* **Directions for this task**
Retype all the records with nothing changed.

* **Provided data**
# # # #
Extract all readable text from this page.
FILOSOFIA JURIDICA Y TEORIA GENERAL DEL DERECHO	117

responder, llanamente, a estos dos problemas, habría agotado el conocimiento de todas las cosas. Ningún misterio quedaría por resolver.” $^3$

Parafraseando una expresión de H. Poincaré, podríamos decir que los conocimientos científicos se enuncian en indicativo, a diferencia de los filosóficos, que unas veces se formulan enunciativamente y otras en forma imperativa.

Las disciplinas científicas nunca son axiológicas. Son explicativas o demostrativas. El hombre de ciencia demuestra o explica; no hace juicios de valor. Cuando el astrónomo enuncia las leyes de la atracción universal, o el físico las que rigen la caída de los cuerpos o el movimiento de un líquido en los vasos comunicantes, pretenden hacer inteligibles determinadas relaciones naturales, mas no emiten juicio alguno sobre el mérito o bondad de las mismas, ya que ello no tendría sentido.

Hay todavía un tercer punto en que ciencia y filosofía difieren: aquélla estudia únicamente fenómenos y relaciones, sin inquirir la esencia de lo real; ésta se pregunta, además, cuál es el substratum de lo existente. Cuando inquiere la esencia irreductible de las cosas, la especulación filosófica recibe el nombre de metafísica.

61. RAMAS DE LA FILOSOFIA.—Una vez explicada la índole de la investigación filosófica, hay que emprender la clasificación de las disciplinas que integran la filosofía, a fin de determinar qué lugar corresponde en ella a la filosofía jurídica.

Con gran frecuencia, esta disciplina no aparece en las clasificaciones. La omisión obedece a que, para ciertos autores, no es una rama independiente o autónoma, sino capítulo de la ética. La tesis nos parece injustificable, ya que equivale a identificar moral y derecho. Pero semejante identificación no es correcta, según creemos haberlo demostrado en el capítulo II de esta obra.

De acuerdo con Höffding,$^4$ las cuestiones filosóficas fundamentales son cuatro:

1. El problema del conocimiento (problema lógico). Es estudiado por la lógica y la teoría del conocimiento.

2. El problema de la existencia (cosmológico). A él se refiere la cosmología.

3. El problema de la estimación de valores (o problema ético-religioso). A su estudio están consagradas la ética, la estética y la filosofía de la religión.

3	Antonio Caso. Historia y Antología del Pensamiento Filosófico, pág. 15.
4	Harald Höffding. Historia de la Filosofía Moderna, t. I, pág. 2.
# # # #
* **Reply to the task**
Extract all readable text from this page.
FILOSOFIA JURIDICA Y TEORIA GENERAL DEL DERECHO	117

responder, llanamente, a estos dos problemas, habría agotado el conocimiento de todas las cosas. Ningún misterio quedaría por resolver.” $^3$

Parafraseando una expresión de H. Poincaré, podríamos decir que los conocimientos científicos se enuncian en indicativo, a diferencia de los filosóficos, que unas veces se formulan enunciativamente y otras en forma imperativa.

Las disciplinas científicas nunca son axiológicas. Son explicativas o demostrativas. El hombre de ciencia demuestra o explica; no hace juicios de valor. Cuando el astrónomo enuncia las leyes de la atracción universal, o el físico las que rigen la caída de los cuerpos o el movimiento de un líquido en los vasos comunicantes, pretenden hacer inteligibles determinadas relaciones naturales, mas no emiten juicio alguno sobre el mérito o bondad de las mismas, ya que ello no tendría sentido.

Hay todavía un tercer punto en que ciencia y filosofía difieren: aquélla estudia únicamente fenómenos y relaciones, sin inquirir la esencia de lo real; ésta se pregunta, además, cuál es el substratum de lo existente. Cuando inquiere la esencia irreductible de las cosas, la especulación filosófica recibe el nombre de metafísica.

61. RAMAS DE LA FILOSOFIA.—Una vez explicada la índole de la investigación filosófica, hay que emprender la clasificación de las disciplinas que integran la filosofía, a fin de determinar qué lugar corresponde en ella a la filosofía jurídica.

Con gran frecuencia, esta disciplina no aparece en las clasificaciones. La omisión obedece a que, para ciertos autores, no es una rama independiente o autónoma, sino capítulo de la ética. La tesis nos parece injustificable, ya que equivale a identificar moral y derecho. Pero semejante identificación no es correcta, según creemos haberlo demostrado en el capítulo II de esta obra.

De acuerdo con Höffding,$^4$ las cuestiones filosóficas fundamentales son cuatro:

1. El problema del conocimiento (problema lógico). Es estudiado por la lógica y la teoría del conocimiento.

2. El problema de la existencia (cosmológico). A él se refiere la cosmología.

3. El problema de la estimación de valores (o problema ético-religioso). A su estudio están consagradas la ética, la estética y la filosofía de la religión.

3	Antonio Caso. Historia y Antología del Pensamiento Filosófico, pág. 15.
4	Harald Höffding. Historia de la Filosofía Moderna, t. I, pág. 2.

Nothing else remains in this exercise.